[start]

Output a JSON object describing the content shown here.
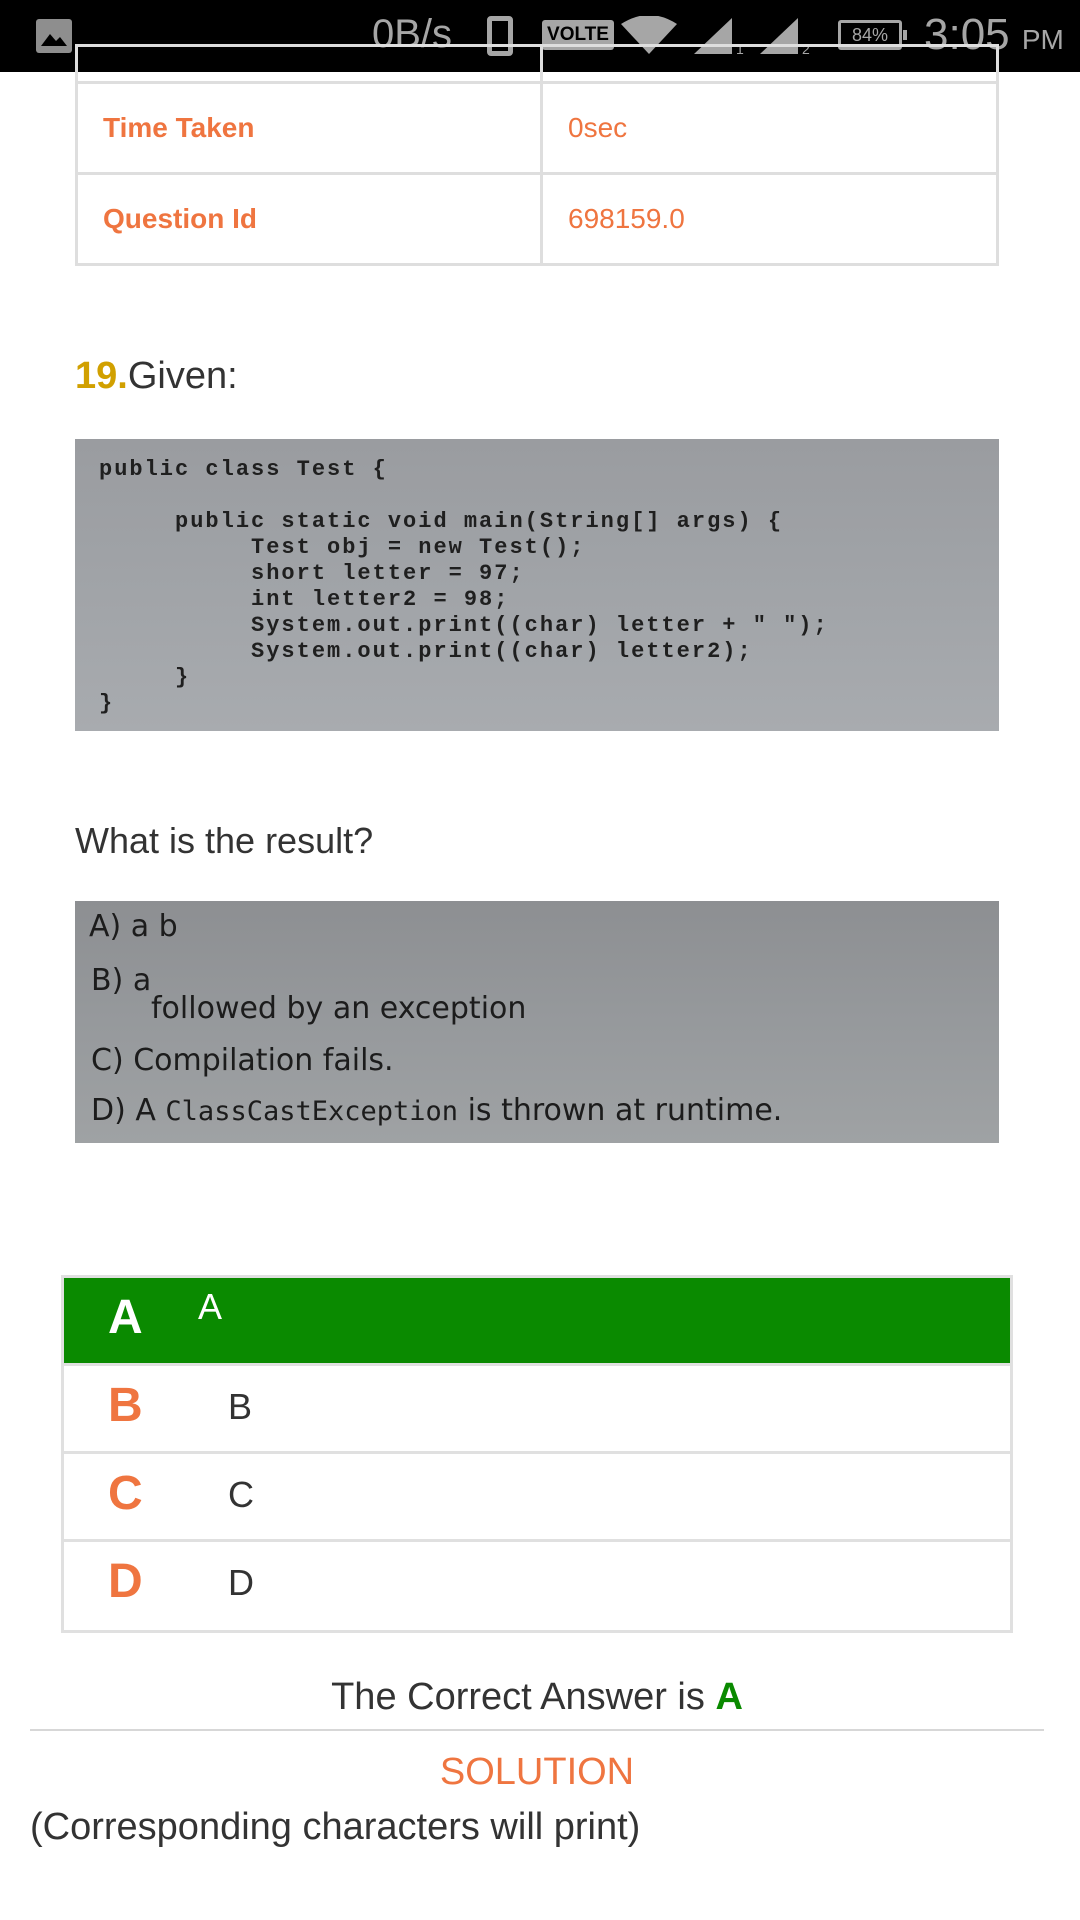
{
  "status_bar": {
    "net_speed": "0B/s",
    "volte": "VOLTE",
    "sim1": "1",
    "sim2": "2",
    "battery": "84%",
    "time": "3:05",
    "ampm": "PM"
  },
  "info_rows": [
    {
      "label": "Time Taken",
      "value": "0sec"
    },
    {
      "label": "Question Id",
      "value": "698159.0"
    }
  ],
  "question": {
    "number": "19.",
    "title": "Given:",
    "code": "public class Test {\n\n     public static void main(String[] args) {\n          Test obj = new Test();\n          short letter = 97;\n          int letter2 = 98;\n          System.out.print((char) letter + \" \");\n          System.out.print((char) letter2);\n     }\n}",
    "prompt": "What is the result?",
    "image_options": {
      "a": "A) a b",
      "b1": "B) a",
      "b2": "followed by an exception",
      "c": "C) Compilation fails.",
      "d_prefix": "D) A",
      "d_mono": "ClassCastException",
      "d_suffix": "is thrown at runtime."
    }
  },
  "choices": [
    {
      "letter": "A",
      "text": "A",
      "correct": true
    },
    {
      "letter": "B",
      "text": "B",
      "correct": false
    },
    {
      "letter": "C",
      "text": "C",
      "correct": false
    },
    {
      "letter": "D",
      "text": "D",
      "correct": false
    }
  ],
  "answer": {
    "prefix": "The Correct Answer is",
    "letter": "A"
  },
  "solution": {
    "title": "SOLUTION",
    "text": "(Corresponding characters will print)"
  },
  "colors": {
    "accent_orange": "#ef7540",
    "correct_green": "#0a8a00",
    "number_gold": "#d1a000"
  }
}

[end]
[start]

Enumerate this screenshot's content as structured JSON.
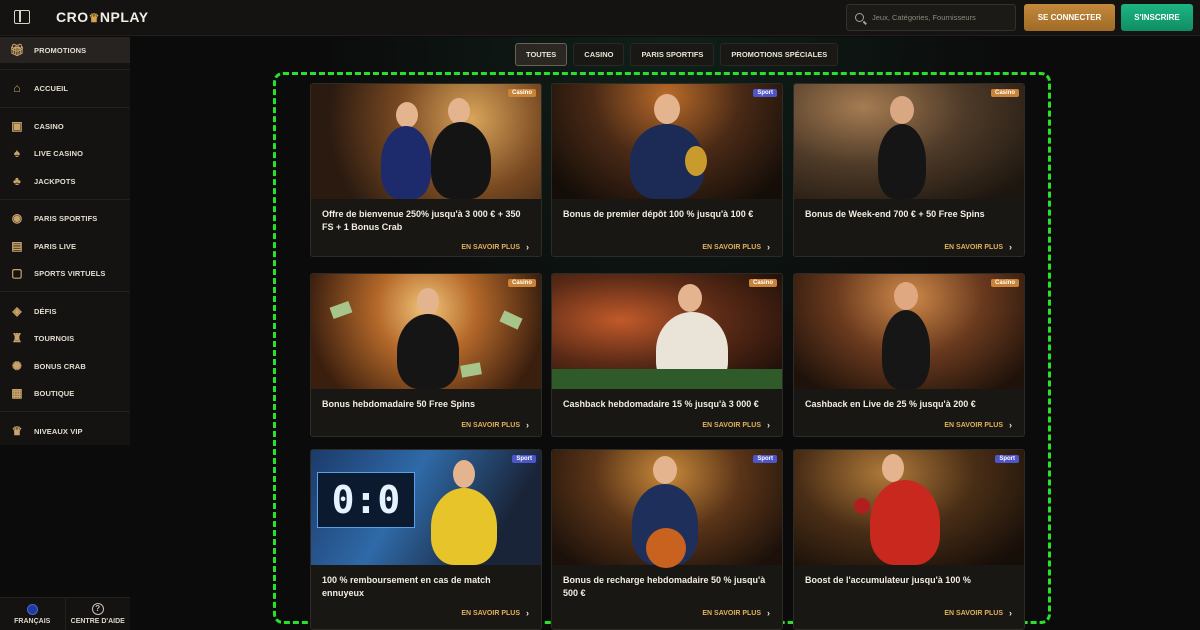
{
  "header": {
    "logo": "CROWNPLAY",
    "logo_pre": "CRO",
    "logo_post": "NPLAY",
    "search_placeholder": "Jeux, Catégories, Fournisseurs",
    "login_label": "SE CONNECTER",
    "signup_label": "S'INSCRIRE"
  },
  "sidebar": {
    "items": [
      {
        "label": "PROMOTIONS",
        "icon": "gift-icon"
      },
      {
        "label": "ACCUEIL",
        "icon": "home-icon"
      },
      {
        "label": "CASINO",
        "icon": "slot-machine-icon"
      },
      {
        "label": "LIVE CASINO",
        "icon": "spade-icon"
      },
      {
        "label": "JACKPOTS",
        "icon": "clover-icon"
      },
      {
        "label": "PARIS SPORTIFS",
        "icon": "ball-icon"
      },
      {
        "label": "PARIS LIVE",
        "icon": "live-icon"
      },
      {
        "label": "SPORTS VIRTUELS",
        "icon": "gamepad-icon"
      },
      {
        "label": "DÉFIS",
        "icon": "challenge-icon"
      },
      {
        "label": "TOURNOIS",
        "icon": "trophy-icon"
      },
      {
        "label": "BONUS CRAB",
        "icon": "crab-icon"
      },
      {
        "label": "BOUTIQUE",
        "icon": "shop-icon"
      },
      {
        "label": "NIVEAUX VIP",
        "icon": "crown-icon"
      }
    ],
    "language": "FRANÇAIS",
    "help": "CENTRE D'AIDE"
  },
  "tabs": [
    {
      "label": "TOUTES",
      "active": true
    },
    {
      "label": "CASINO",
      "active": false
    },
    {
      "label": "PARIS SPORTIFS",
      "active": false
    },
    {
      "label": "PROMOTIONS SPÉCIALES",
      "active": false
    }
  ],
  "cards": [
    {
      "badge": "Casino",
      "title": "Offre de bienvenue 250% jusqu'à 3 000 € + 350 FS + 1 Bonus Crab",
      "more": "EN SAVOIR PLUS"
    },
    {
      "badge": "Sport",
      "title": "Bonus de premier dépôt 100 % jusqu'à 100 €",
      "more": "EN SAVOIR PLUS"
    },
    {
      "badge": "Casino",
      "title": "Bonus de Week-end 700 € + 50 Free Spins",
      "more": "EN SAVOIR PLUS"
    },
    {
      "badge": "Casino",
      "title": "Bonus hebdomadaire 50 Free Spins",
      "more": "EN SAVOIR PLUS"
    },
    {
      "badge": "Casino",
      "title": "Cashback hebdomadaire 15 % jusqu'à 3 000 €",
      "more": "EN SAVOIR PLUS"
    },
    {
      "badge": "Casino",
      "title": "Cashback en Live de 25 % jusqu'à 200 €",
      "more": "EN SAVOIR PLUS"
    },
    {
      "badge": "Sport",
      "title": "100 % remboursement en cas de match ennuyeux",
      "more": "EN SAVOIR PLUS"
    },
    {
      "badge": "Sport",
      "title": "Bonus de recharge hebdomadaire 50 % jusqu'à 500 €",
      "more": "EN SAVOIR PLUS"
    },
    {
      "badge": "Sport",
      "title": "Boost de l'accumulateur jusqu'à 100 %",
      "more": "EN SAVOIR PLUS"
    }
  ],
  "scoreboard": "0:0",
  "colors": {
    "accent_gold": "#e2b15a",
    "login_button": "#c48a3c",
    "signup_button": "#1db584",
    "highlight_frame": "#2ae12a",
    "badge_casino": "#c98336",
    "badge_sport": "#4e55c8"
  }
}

[end]
[start]

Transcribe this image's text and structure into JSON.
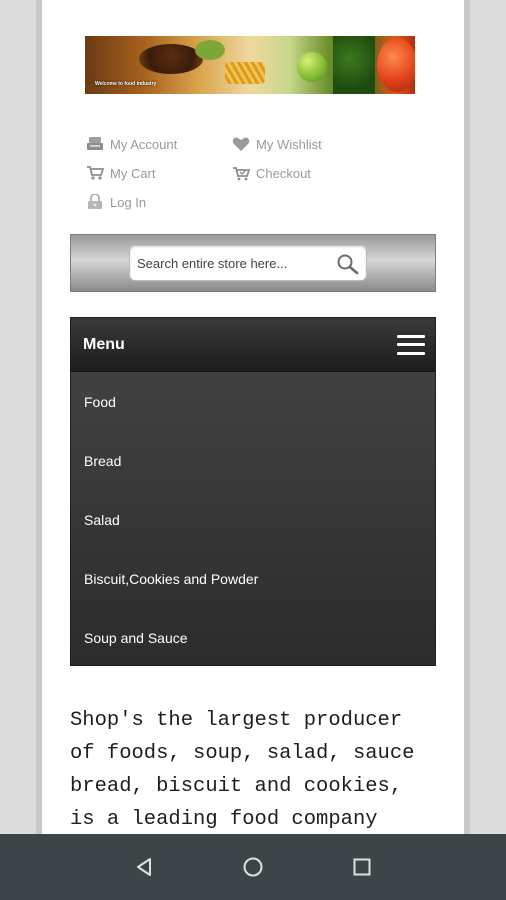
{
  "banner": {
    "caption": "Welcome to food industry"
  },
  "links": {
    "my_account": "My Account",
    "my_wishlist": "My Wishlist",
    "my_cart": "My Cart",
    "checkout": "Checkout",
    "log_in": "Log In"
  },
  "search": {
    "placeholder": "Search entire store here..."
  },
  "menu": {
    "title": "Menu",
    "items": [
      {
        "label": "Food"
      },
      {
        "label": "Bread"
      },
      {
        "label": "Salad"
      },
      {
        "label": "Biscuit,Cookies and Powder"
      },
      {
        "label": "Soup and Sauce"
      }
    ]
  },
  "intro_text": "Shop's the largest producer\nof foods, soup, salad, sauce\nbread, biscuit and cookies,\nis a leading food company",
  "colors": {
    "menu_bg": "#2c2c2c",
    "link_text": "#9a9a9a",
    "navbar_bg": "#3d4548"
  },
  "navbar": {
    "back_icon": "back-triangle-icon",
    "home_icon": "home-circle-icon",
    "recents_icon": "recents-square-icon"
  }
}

[end]

## [Directions for this task]
Identify which lines contain the word "jusqu" and copy each one.

## [Complete response]
      "title": "Offre de bienvenue 250% jusqu'à 3 000 € + 350 FS + 1 Bonus Crab",
      "title": "Bonus de premier dépôt 100 % jusqu'à 100 €",
      "title": "Cashback hebdomadaire 15 % jusqu'à 3 000 €",
      "title": "Cashback en Live de 25 % jusqu'à 200 €",
      "title": "Bonus de recharge hebdomadaire 50 % jusqu'à 500 €",
      "title": "Boost de l'accumulateur jusqu'à 100 %",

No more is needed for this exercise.